= WHAT YOU HAVE TO DO =
In the passage below about the night of October 24th-25th in Petrograd, why did the Military Revolutionary Committee of the Soviet go on the offensive? Answer in one to three sentences.

= TEXT PASSAGE =
= Beginning of Section =

But on the night of October 24th-25th the Petrograd Red Guards were called out onto the streets.[12] The Provisional Government was attempting to shut down the Bolshevik newspaper. In response the Military Revolutionary Committee of the Soviet went on a long-planned offensive. The Red Guards and their soldier and sailor allies occupied the city. Rifles, machine-guns and cannon could be heard firing, but there was no real battle.

The Provisional Government waited in the Winter Palace as the Reds occupied the streets outside. The defenders of the Winter Palace consisted of cadets and the Women’s Battalion.[13]At first the cadets and women vowed to commit suicide sooner than surrender. But hours later, confused and demoralised, they let the Red Guards in with a shrug of the shoulders. It was less a ‘storming’ of the Winter Palace than a long confused siege merging with a gradual infiltration.

At last the defenders laid down their weapons. The Red Guards and soldiers, these children of serfs who had lived three to a cellar, ‘broke into the Palace and after rushing up the 117 staircases, through 1,786 doors and 1,057 rooms at last, at ten past two in the morning, entered the room where the ministers of the bourgeois Provisional Government were and arrested them.’[14]

The Reds inflicted no fatalities. Apparently they suffered six, two by friendly fire.[15]

Red Guard unit from the Vulcan factory

The journalist Louise Bryant, following up a rumour, interviewed another casualty of that night, a young woman who was injured.

= End of Section =

Structured data for page parsing
= Beginning of Section =

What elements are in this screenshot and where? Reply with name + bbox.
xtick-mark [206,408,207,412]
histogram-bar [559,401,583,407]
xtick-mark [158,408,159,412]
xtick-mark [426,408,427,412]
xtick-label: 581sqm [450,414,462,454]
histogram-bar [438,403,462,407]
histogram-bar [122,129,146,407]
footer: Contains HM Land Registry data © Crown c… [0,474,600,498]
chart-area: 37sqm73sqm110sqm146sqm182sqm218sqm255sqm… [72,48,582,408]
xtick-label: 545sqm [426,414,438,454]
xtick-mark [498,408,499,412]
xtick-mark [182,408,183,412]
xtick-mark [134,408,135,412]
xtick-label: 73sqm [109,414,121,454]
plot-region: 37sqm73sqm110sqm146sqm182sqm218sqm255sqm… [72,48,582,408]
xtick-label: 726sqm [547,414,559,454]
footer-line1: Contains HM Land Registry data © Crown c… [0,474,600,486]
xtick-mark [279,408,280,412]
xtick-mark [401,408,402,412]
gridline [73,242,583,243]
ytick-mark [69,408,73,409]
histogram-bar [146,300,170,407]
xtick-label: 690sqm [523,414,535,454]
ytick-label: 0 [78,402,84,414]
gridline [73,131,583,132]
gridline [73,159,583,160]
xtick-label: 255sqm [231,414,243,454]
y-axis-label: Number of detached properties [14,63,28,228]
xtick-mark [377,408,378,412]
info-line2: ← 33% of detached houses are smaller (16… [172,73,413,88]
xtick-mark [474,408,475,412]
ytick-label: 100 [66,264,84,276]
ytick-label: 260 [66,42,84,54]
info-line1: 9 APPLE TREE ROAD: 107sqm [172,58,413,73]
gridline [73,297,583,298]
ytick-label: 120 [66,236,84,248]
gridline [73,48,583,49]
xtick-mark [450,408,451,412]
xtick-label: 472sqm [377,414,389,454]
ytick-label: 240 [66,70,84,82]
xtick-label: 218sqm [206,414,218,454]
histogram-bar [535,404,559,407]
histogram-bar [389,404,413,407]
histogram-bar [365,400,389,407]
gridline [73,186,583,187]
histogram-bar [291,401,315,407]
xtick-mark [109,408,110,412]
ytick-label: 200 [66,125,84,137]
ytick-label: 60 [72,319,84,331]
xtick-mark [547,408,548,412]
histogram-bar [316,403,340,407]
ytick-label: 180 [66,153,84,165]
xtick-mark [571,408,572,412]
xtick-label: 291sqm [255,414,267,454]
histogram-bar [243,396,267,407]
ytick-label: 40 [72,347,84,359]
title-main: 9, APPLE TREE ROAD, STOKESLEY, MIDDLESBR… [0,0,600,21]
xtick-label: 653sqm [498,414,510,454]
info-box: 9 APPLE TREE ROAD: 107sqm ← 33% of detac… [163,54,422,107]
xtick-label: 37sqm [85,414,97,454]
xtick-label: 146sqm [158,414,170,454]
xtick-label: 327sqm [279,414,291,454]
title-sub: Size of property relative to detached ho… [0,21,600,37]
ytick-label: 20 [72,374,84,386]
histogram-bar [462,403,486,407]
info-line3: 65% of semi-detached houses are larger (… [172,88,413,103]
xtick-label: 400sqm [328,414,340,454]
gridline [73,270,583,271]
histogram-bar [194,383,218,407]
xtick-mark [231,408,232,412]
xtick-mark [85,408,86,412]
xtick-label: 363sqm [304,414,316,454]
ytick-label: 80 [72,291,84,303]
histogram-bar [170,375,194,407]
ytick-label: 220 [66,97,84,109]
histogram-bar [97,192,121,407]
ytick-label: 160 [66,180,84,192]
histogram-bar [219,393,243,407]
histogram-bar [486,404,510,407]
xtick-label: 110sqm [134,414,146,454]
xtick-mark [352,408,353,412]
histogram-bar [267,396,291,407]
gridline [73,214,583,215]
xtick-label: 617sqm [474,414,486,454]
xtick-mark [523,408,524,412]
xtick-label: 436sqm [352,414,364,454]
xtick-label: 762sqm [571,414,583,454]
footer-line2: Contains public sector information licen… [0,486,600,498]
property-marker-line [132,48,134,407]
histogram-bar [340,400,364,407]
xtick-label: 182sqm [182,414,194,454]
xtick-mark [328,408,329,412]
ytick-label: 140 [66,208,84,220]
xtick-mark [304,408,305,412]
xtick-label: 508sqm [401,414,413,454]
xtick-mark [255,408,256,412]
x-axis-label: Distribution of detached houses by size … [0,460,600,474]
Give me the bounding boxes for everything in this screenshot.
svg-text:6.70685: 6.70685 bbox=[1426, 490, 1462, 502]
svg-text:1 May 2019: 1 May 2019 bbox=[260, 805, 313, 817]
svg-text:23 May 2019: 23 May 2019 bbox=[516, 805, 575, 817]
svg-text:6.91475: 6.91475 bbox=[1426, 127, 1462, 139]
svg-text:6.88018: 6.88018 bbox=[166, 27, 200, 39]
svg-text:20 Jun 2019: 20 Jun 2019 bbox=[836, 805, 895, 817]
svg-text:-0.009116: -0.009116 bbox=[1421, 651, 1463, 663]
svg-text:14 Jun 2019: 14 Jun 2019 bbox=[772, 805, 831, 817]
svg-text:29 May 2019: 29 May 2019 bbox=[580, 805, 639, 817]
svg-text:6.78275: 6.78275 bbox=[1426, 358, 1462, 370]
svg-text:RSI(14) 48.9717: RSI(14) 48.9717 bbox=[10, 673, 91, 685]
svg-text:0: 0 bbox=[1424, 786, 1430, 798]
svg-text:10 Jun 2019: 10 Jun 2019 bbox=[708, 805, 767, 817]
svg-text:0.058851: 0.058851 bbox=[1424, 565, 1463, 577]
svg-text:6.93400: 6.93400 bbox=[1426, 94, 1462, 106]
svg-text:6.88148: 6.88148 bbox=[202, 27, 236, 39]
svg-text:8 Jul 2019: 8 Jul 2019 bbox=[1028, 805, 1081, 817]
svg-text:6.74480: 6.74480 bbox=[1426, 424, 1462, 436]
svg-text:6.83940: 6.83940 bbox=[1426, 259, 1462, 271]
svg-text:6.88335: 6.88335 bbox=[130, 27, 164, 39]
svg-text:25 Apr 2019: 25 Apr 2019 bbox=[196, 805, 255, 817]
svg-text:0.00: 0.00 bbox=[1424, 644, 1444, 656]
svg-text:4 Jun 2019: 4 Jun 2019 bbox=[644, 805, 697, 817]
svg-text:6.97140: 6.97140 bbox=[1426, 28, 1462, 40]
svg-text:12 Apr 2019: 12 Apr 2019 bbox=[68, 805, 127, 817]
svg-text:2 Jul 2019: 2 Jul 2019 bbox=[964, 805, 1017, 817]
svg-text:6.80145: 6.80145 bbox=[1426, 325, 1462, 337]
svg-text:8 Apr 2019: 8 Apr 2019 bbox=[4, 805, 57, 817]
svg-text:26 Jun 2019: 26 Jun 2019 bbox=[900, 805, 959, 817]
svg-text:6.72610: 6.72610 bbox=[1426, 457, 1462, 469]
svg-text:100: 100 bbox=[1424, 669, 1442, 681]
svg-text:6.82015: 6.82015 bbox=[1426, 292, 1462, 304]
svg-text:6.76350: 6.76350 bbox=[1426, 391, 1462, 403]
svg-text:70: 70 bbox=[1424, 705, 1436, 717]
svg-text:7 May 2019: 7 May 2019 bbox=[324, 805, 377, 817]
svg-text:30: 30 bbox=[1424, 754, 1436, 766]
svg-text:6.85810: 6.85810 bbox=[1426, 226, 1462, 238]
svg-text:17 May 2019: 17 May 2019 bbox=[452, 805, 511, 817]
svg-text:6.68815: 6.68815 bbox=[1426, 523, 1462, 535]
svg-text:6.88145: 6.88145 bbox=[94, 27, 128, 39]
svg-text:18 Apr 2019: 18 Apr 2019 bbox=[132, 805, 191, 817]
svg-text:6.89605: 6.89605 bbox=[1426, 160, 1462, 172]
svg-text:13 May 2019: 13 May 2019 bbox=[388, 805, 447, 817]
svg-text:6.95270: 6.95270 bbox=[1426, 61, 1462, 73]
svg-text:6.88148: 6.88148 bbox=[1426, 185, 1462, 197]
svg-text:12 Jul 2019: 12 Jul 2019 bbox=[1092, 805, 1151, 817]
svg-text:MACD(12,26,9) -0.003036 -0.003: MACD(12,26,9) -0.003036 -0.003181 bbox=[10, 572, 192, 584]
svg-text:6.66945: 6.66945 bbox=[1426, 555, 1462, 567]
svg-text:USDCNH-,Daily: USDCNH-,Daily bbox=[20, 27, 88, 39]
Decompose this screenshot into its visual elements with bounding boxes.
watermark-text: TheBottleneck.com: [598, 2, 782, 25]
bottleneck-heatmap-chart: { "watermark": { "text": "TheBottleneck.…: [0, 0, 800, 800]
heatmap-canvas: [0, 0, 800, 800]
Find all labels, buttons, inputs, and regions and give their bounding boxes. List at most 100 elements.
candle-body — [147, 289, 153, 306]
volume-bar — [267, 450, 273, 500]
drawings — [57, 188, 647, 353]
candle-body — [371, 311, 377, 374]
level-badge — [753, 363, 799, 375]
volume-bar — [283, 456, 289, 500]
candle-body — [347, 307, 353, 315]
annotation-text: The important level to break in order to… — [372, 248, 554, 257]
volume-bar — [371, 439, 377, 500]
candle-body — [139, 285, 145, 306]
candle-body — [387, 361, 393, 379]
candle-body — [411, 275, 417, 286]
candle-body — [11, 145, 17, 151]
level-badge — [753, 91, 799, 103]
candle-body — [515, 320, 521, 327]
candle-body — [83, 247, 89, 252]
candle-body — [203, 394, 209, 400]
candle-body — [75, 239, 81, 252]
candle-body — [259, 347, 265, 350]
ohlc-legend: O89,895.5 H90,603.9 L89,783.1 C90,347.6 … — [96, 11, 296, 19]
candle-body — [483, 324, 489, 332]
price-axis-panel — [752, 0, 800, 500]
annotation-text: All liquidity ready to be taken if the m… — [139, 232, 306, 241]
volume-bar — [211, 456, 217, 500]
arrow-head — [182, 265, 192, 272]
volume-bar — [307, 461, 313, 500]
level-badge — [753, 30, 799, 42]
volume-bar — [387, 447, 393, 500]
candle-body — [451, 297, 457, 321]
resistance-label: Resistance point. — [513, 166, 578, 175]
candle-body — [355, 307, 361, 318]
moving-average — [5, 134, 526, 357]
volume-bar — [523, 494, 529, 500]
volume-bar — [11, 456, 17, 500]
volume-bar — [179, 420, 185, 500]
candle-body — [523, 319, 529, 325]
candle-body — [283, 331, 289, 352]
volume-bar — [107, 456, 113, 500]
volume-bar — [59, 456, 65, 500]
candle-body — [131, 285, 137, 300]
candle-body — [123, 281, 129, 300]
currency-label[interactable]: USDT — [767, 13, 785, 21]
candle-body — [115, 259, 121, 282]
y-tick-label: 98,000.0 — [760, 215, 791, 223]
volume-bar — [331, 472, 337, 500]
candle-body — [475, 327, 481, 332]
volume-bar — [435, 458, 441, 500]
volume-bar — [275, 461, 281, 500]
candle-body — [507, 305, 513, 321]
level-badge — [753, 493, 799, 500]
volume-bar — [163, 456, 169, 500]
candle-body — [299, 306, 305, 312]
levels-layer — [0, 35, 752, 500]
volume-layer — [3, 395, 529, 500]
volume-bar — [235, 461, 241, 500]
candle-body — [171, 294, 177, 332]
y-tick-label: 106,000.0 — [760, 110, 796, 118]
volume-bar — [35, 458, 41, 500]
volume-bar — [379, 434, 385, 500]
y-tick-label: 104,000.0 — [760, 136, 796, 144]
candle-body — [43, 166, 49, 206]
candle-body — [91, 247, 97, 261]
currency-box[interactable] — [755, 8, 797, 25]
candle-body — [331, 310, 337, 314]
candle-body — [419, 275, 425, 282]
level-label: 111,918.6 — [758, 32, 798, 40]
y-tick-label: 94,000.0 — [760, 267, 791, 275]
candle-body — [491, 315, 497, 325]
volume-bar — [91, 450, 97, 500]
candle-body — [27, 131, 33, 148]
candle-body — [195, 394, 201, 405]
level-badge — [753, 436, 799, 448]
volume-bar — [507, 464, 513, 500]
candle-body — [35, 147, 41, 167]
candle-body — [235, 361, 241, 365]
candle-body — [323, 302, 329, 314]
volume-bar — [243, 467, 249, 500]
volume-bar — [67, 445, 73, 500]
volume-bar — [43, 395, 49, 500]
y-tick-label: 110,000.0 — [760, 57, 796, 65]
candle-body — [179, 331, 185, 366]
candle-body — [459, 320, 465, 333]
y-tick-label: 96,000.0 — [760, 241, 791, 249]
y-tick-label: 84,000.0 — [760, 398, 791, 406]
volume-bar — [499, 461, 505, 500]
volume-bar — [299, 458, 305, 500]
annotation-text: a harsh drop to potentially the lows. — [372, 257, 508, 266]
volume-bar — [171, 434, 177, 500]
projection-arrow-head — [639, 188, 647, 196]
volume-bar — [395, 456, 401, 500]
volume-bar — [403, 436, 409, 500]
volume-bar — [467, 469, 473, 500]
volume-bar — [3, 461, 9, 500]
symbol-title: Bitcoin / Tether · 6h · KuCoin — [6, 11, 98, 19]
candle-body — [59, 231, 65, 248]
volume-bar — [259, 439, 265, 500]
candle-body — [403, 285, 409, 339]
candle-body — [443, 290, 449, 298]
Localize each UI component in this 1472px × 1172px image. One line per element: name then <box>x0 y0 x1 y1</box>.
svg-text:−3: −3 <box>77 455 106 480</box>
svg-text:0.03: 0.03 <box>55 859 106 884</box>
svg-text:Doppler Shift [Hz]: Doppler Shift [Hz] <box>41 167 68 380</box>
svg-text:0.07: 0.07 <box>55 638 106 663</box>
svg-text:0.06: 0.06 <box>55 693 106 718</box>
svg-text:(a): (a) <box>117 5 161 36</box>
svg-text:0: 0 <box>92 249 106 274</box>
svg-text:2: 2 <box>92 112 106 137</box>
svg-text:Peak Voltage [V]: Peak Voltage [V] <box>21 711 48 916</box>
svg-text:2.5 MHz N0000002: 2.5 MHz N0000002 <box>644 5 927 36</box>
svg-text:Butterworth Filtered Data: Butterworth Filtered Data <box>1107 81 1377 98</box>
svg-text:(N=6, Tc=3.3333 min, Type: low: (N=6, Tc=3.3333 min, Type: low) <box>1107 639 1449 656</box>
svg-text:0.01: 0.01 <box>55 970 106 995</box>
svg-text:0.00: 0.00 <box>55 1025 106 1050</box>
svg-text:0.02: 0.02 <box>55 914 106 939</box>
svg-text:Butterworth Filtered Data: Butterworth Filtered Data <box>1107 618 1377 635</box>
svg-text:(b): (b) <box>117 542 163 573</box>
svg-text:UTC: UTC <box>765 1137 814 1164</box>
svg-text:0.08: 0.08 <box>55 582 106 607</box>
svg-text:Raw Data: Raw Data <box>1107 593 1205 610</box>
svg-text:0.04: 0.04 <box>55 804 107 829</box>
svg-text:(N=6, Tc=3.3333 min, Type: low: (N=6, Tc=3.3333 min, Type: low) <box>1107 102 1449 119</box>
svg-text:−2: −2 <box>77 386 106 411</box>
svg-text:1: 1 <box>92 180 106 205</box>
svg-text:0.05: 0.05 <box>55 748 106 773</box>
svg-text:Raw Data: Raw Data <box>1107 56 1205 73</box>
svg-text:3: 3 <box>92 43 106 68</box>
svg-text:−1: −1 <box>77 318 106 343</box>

= End of Section =

= SOLUTION =
The Military Revolutionary Committee went on its long-planned offensive in response to the Provisional Government's attempt to shut down the Bolshevik newspaper.